Records from a dataset:

Start

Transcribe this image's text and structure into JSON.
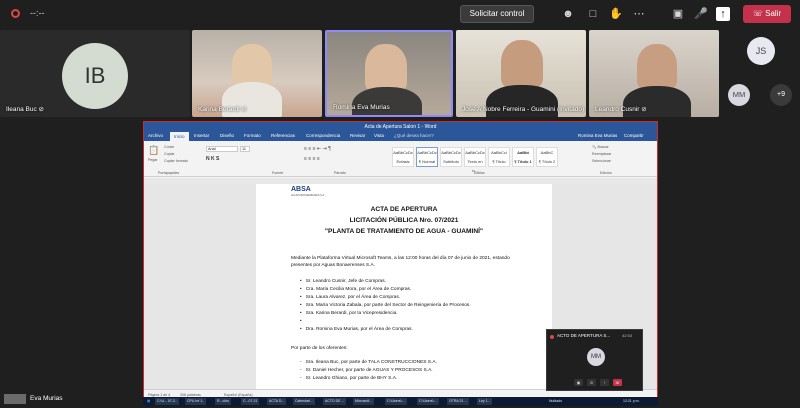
{
  "topbar": {
    "timer": "--:--",
    "request_control": "Solicitar control",
    "leave": "Salir",
    "icons": [
      "people-icon",
      "chat-icon",
      "raise-hand-icon",
      "more-icon",
      "camera-off-icon",
      "mic-off-icon",
      "share-icon"
    ]
  },
  "participants": {
    "ileana": {
      "initials": "IB",
      "name": "Ileana Buc"
    },
    "karina": {
      "name": "Karina Berardi"
    },
    "romina": {
      "name": "Romina Eva Murias"
    },
    "jose": {
      "name": "Jose A Nobre Ferreira - Guamini (Invitado)"
    },
    "leandro": {
      "name": "Leandro Cusnir"
    },
    "js": {
      "initials": "JS"
    },
    "mm": {
      "initials": "MM"
    },
    "more": "+9",
    "self": {
      "name": "Eva Murias"
    }
  },
  "word": {
    "title": "Acta de Apertura Salon 1 - Word",
    "tabs": [
      "Archivo",
      "Inicio",
      "Insertar",
      "Diseño",
      "Formato",
      "Referencias",
      "Correspondencia",
      "Revisar",
      "Vista",
      "¿Qué desea hacer?"
    ],
    "user": "Romina Eva Murias",
    "share": "Compartir",
    "clipboard": {
      "paste": "Pegar",
      "cut": "Cortar",
      "copy": "Copiar",
      "format": "Copiar formato",
      "group": "Portapapeles"
    },
    "font": {
      "name": "Arial",
      "size": "11",
      "group": "Fuente"
    },
    "paragraph_group": "Párrafo",
    "styles": [
      {
        "preview": "AaBbCcDc",
        "name": "Énfasis"
      },
      {
        "preview": "AaBbCcDc",
        "name": "¶ Normal"
      },
      {
        "preview": "AaBbCcDc",
        "name": "Subtítulo"
      },
      {
        "preview": "AaBbCcDc",
        "name": "Texto en n..."
      },
      {
        "preview": "AaBbCcI",
        "name": "¶ Título"
      },
      {
        "preview": "AaBbt",
        "name": "¶ Título 1"
      },
      {
        "preview": "AaBbC",
        "name": "¶ Título 2"
      }
    ],
    "styles_group": "Estilos",
    "editing": {
      "find": "Buscar",
      "replace": "Reemplazar",
      "select": "Seleccionar",
      "group": "Edición"
    },
    "document": {
      "logo": "ABSA",
      "logo_sub": "AGUAS BONAERENSES S.A.",
      "heading1": "ACTA DE APERTURA",
      "heading2": "LICITACIÓN PÚBLICA Nro. 07/2021",
      "heading3": "\"PLANTA DE TRATAMIENTO DE AGUA - GUAMINÍ\"",
      "intro_line1": "Mediante la Plataforma Virtual Microsoft Teams, a las 12:00 horas del día 07 de junio de 2021, estando",
      "intro_line2": "presentes por Aguas Bonaerenses S.A.",
      "attendees": [
        "Sr. Leandro Cusnir, Jefe de Compras.",
        "Cra. María Cecilia Mora, por el Área de Compras.",
        "Sra. Laura Alvarez, por el Área de Compras.",
        "Sra. María Victoria Zabala, por parte del Sector de Reingeniería de Procesos.",
        "Sra. Karina Berardi, por la Vicepresidencia.",
        "",
        "Dra. Romina Eva Murias, por el Área de Compras."
      ],
      "offerers_title": "Por parte de los oferentes:",
      "offerers": [
        "Sra. Ileana Buc, por parte de TALA CONSTRUCCIONES S.A.",
        "Sr. Daniel Hecher, por parte de AGUAS Y PROCESOS S.A.",
        "Sr. Leandro Ghiano, por parte de BHY S.A."
      ]
    },
    "status": {
      "page": "Página 1 de 4",
      "words": "306 palabras",
      "lang": "Español (España)"
    }
  },
  "taskbar": {
    "items": [
      "",
      "",
      "",
      "",
      "C:\\U... 07-2..",
      "CPU Inf 1..",
      "R...ción",
      "C...07-21",
      "ACTA D...",
      "Calendari...",
      "ACTO DE ...",
      "Microsoft...",
      "C:\\Users\\...",
      "C:\\Users\\...",
      "OTRA 21 ...",
      "Ley 1..."
    ],
    "weather": "Nublado",
    "clock": "12:21 p.m."
  },
  "popup": {
    "title": "ACTO DE APERTURA S...",
    "time": "42:53",
    "avatar": "MM"
  }
}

End

* _Work instructions_
Omit the pictures and reproduce the listing exactly.

* _Solution to this task_
Transcribe this image's text and structure into JSON.
{
  "topbar": {
    "timer": "--:--",
    "request_control": "Solicitar control",
    "leave": "Salir",
    "icons": [
      "people-icon",
      "chat-icon",
      "raise-hand-icon",
      "more-icon",
      "camera-off-icon",
      "mic-off-icon",
      "share-icon"
    ]
  },
  "participants": {
    "ileana": {
      "initials": "IB",
      "name": "Ileana Buc"
    },
    "karina": {
      "name": "Karina Berardi"
    },
    "romina": {
      "name": "Romina Eva Murias"
    },
    "jose": {
      "name": "Jose A Nobre Ferreira - Guamini (Invitado)"
    },
    "leandro": {
      "name": "Leandro Cusnir"
    },
    "js": {
      "initials": "JS"
    },
    "mm": {
      "initials": "MM"
    },
    "more": "+9",
    "self": {
      "name": "Eva Murias"
    }
  },
  "word": {
    "title": "Acta de Apertura Salon 1 - Word",
    "tabs": [
      "Archivo",
      "Inicio",
      "Insertar",
      "Diseño",
      "Formato",
      "Referencias",
      "Correspondencia",
      "Revisar",
      "Vista",
      "¿Qué desea hacer?"
    ],
    "user": "Romina Eva Murias",
    "share": "Compartir",
    "clipboard": {
      "paste": "Pegar",
      "cut": "Cortar",
      "copy": "Copiar",
      "format": "Copiar formato",
      "group": "Portapapeles"
    },
    "font": {
      "name": "Arial",
      "size": "11",
      "group": "Fuente"
    },
    "paragraph_group": "Párrafo",
    "styles": [
      {
        "preview": "AaBbCcDc",
        "name": "Énfasis"
      },
      {
        "preview": "AaBbCcDc",
        "name": "¶ Normal"
      },
      {
        "preview": "AaBbCcDc",
        "name": "Subtítulo"
      },
      {
        "preview": "AaBbCcDc",
        "name": "Texto en n..."
      },
      {
        "preview": "AaBbCcI",
        "name": "¶ Título"
      },
      {
        "preview": "AaBbt",
        "name": "¶ Título 1"
      },
      {
        "preview": "AaBbC",
        "name": "¶ Título 2"
      }
    ],
    "styles_group": "Estilos",
    "editing": {
      "find": "Buscar",
      "replace": "Reemplazar",
      "select": "Seleccionar",
      "group": "Edición"
    },
    "document": {
      "logo": "ABSA",
      "logo_sub": "AGUAS BONAERENSES S.A.",
      "heading1": "ACTA DE APERTURA",
      "heading2": "LICITACIÓN PÚBLICA Nro. 07/2021",
      "heading3": "\"PLANTA DE TRATAMIENTO DE AGUA - GUAMINÍ\"",
      "intro_line1": "Mediante la Plataforma Virtual Microsoft Teams, a las 12:00 horas del día 07 de junio de 2021, estando",
      "intro_line2": "presentes por Aguas Bonaerenses S.A.",
      "attendees": [
        "Sr. Leandro Cusnir, Jefe de Compras.",
        "Cra. María Cecilia Mora, por el Área de Compras.",
        "Sra. Laura Alvarez, por el Área de Compras.",
        "Sra. María Victoria Zabala, por parte del Sector de Reingeniería de Procesos.",
        "Sra. Karina Berardi, por la Vicepresidencia.",
        "",
        "Dra. Romina Eva Murias, por el Área de Compras."
      ],
      "offerers_title": "Por parte de los oferentes:",
      "offerers": [
        "Sra. Ileana Buc, por parte de TALA CONSTRUCCIONES S.A.",
        "Sr. Daniel Hecher, por parte de AGUAS Y PROCESOS S.A.",
        "Sr. Leandro Ghiano, por parte de BHY S.A."
      ]
    },
    "status": {
      "page": "Página 1 de 4",
      "words": "306 palabras",
      "lang": "Español (España)"
    }
  },
  "taskbar": {
    "items": [
      "",
      "",
      "",
      "",
      "C:\\U... 07-2..",
      "CPU Inf 1..",
      "R...ción",
      "C...07-21",
      "ACTA D...",
      "Calendari...",
      "ACTO DE ...",
      "Microsoft...",
      "C:\\Users\\...",
      "C:\\Users\\...",
      "OTRA 21 ...",
      "Ley 1..."
    ],
    "weather": "Nublado",
    "clock": "12:21 p.m."
  },
  "popup": {
    "title": "ACTO DE APERTURA S...",
    "time": "42:53",
    "avatar": "MM"
  }
}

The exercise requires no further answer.